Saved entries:
++++++++++

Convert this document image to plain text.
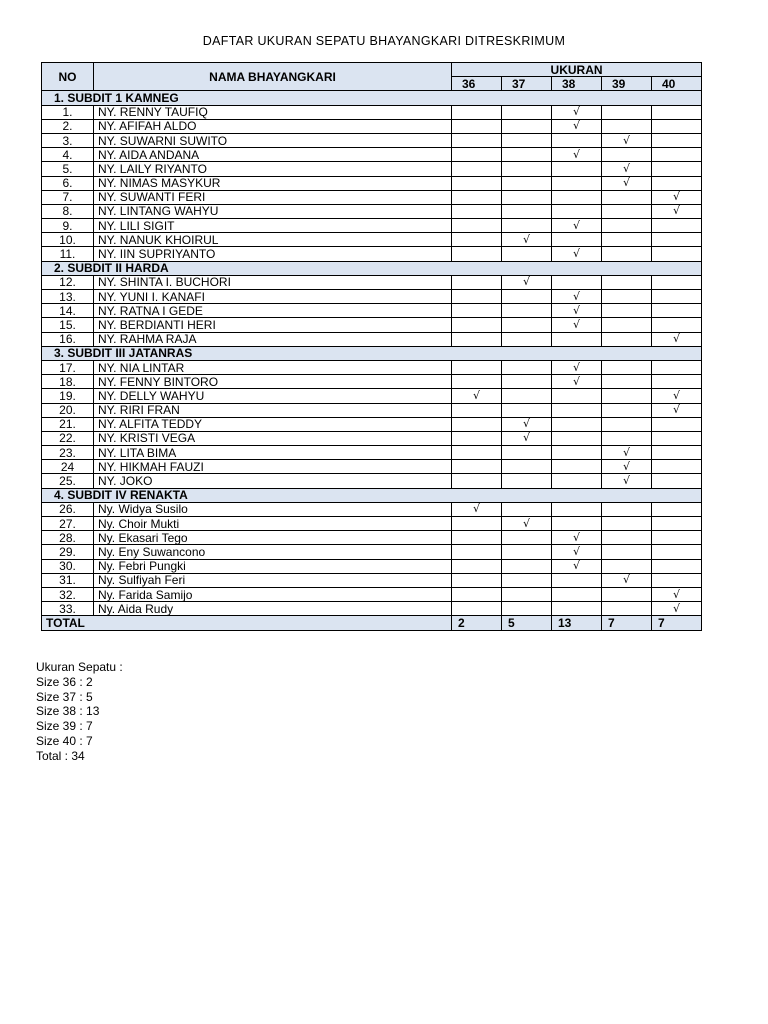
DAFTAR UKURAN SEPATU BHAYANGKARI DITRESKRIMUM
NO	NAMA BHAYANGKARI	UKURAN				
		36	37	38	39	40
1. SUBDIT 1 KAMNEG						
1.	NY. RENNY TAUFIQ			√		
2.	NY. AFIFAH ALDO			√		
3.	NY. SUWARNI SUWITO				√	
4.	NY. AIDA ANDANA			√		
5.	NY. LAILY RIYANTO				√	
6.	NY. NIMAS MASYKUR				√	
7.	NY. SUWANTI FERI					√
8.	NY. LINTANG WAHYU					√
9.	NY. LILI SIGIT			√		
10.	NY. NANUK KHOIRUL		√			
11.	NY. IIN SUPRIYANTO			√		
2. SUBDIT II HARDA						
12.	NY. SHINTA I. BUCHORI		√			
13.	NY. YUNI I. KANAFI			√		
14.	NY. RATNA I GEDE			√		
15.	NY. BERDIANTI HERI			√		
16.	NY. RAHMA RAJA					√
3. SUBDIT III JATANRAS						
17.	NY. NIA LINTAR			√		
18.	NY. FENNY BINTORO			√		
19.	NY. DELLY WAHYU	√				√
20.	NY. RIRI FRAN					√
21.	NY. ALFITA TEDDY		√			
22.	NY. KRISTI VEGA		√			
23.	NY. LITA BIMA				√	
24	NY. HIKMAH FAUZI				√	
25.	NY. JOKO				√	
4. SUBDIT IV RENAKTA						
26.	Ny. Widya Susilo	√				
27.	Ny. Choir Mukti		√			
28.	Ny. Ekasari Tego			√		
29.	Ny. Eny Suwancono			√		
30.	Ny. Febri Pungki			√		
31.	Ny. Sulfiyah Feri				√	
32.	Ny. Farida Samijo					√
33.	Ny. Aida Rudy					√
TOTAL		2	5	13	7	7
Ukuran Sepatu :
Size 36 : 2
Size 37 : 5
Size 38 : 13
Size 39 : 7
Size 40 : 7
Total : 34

++++++++++

→ THE EXERCISE
Show each line holding the word "Size".

→ TASK OUTPUT
Size 36 : 2
Size 37 : 5
Size 38 : 13
Size 39 : 7
Size 40 : 7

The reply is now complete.